• _DATA FOR PROCESSING_:
▼

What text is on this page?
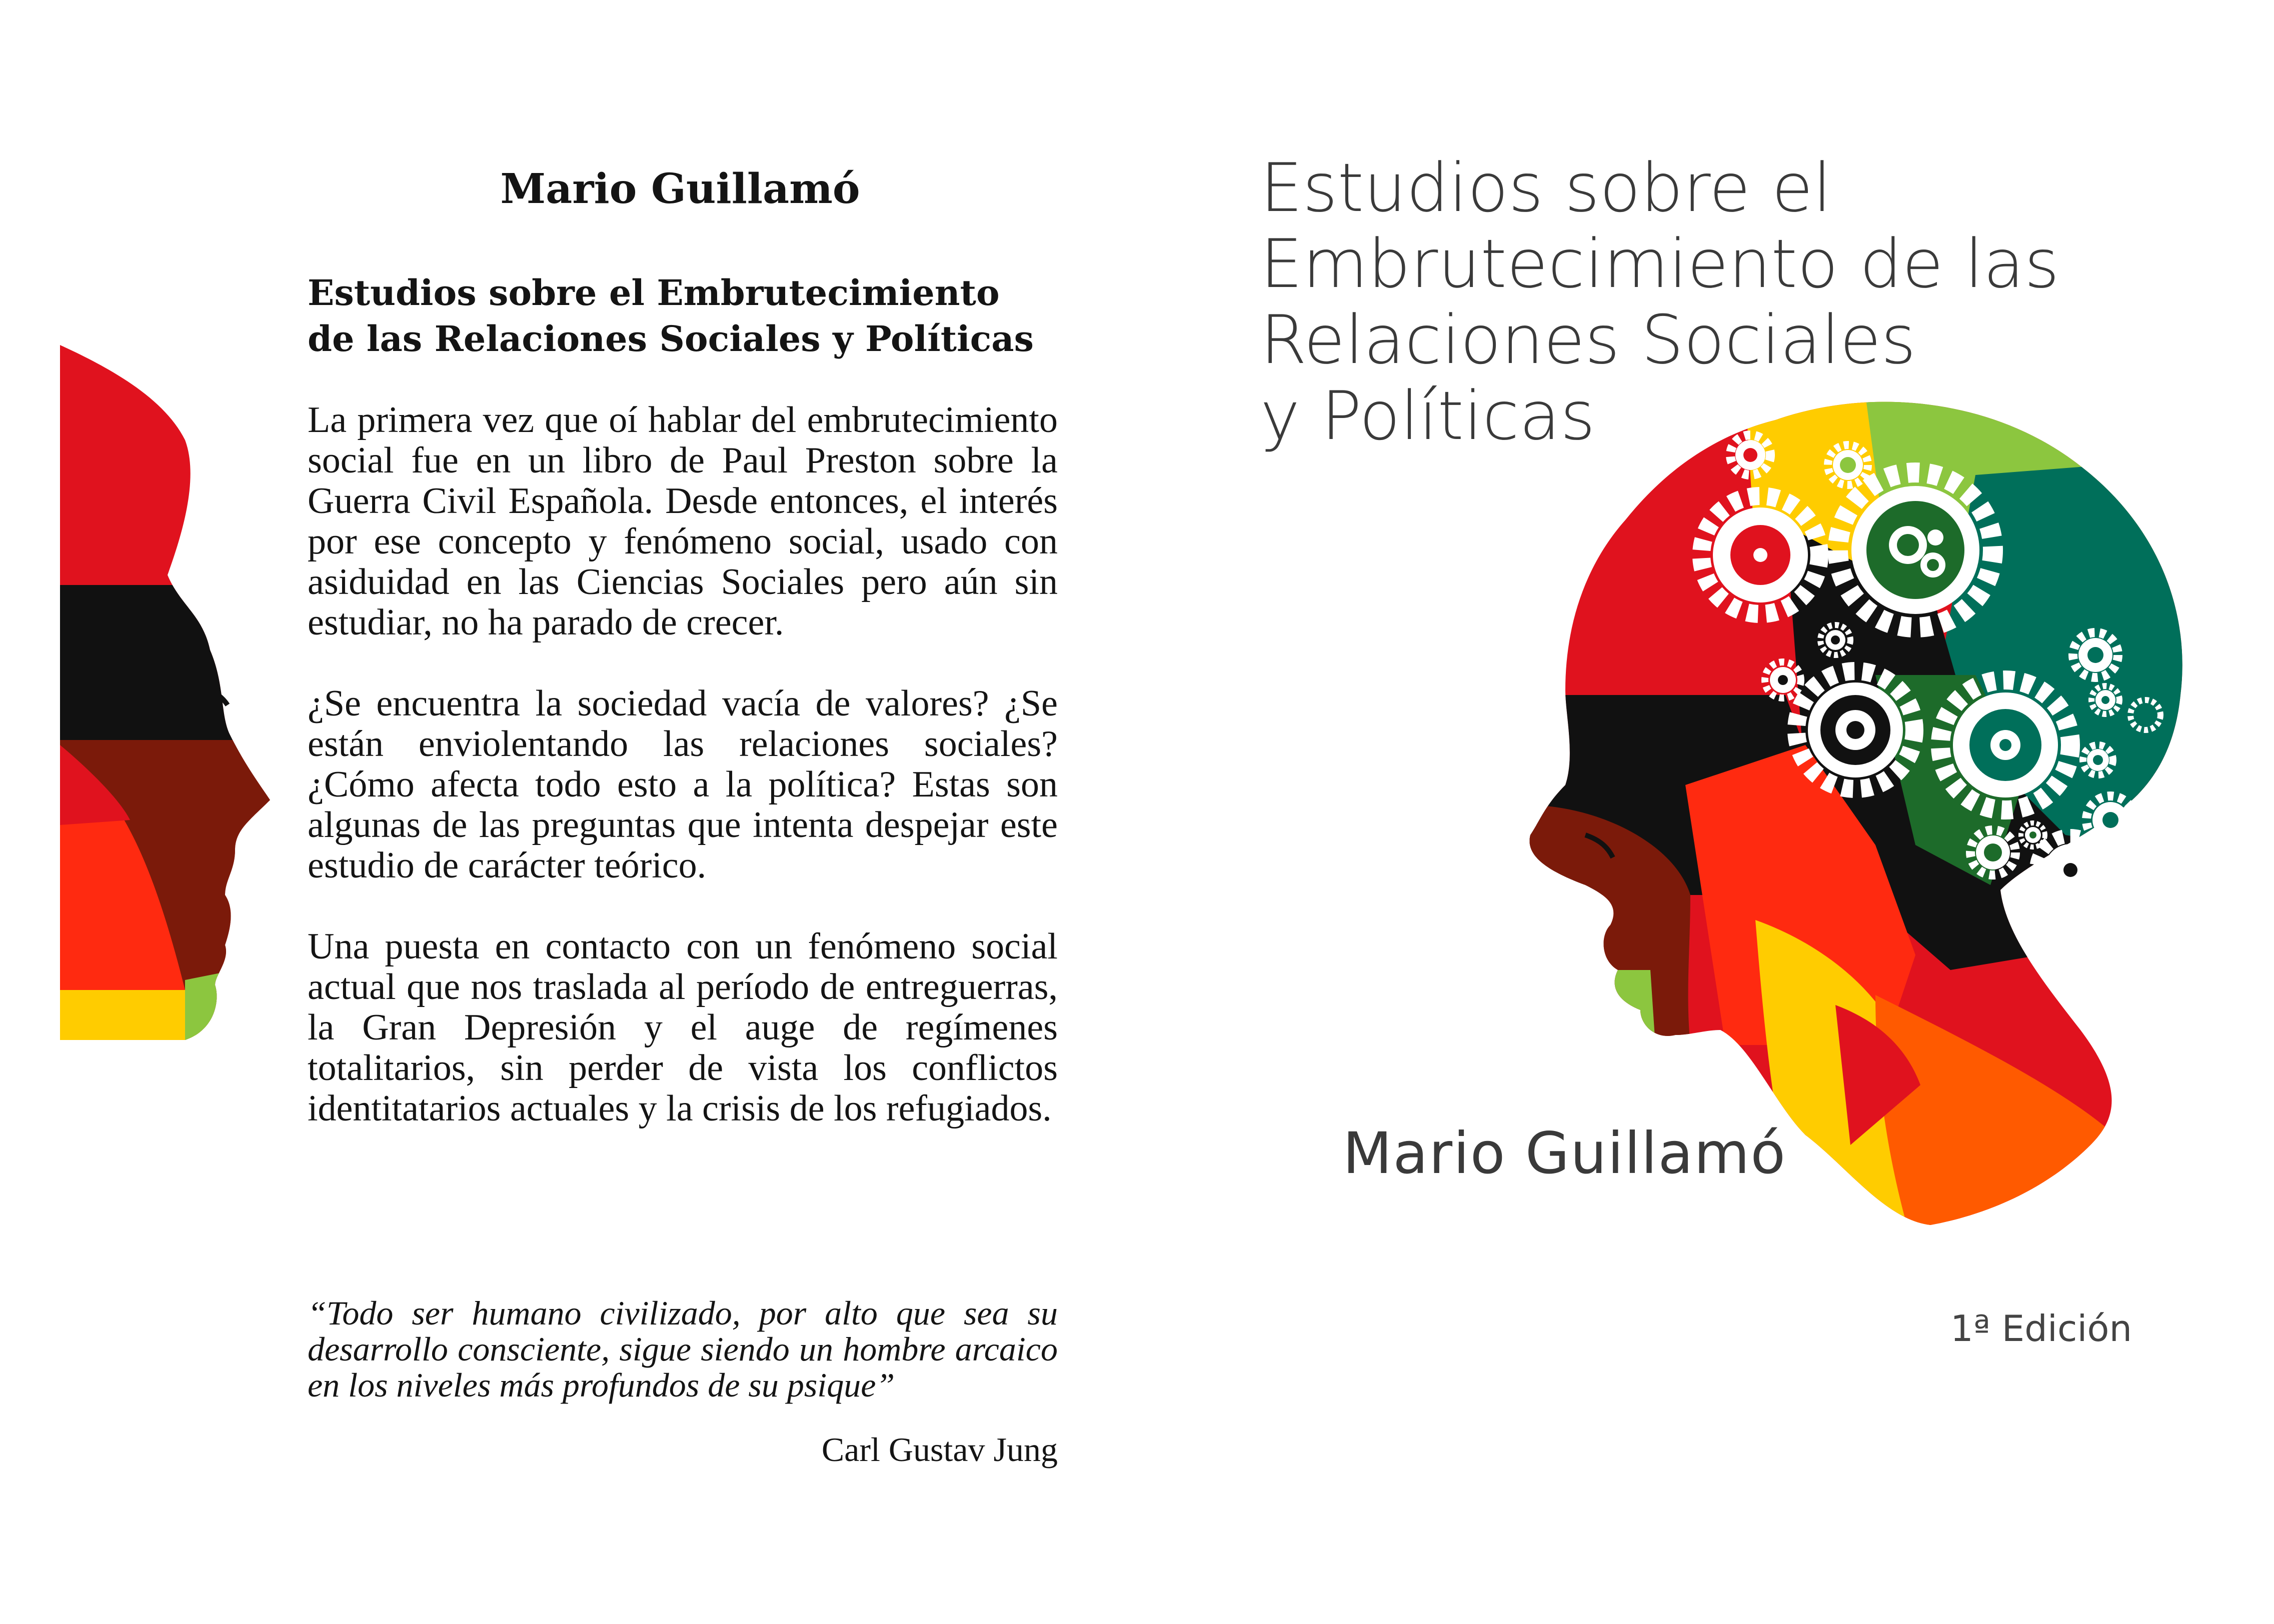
Mario Guillamó
Estudios sobre el Embrutecimiento de las Relaciones Sociales y Políticas

La primera vez que oí hablar del embrutecimiento social fue en un libro de Paul Preston sobre la Guerra Civil Española. Desde entonces, el interés por ese concepto y fenómeno social, usado con asiduidad en las Ciencias Sociales pero aún sin estudiar, no ha parado de crecer.

¿Se encuentra la sociedad vacía de valores? ¿Se están enviolentando las relaciones sociales? ¿Cómo afecta todo esto a la política? Estas son algunas de las preguntas que intenta despejar este estudio de carácter teórico.

Una puesta en contacto con un fenómeno social actual que nos traslada al período de entreguerras, la Gran Depresión y el auge de regímenes totalitarios, sin perder de vista los conflictos identitatarios actuales y la crisis de los refugiados.

“Todo ser humano civilizado, por alto que sea su desarrollo consciente, sigue siendo un hombre arcaico en los niveles más profundos de su psique”
Carl Gustav Jung
Estudios sobre el
Embrutecimiento de las
Relaciones Sociales
y Políticas
Mario Guillamó
1ª Edición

▲

Reproduce every line of the material precisely, omitting its pictures.

• _REPLY_:
What text is on this page?
Mario Guillamó
Estudios sobre el Embrutecimiento de las Relaciones Sociales y Políticas

La primera vez que oí hablar del embrutecimiento social fue en un libro de Paul Preston sobre la Guerra Civil Española. Desde entonces, el interés por ese concepto y fenómeno social, usado con asiduidad en las Ciencias Sociales pero aún sin estudiar, no ha parado de crecer.

¿Se encuentra la sociedad vacía de valores? ¿Se están enviolentando las relaciones sociales? ¿Cómo afecta todo esto a la política? Estas son algunas de las preguntas que intenta despejar este estudio de carácter teórico.

Una puesta en contacto con un fenómeno social actual que nos traslada al período de entreguerras, la Gran Depresión y el auge de regímenes totalitarios, sin perder de vista los conflictos identitatarios actuales y la crisis de los refugiados.

“Todo ser humano civilizado, por alto que sea su desarrollo consciente, sigue siendo un hombre arcaico en los niveles más profundos de su psique”
Carl Gustav Jung
Estudios sobre el
Embrutecimiento de las
Relaciones Sociales
y Políticas
Mario Guillamó
1ª Edición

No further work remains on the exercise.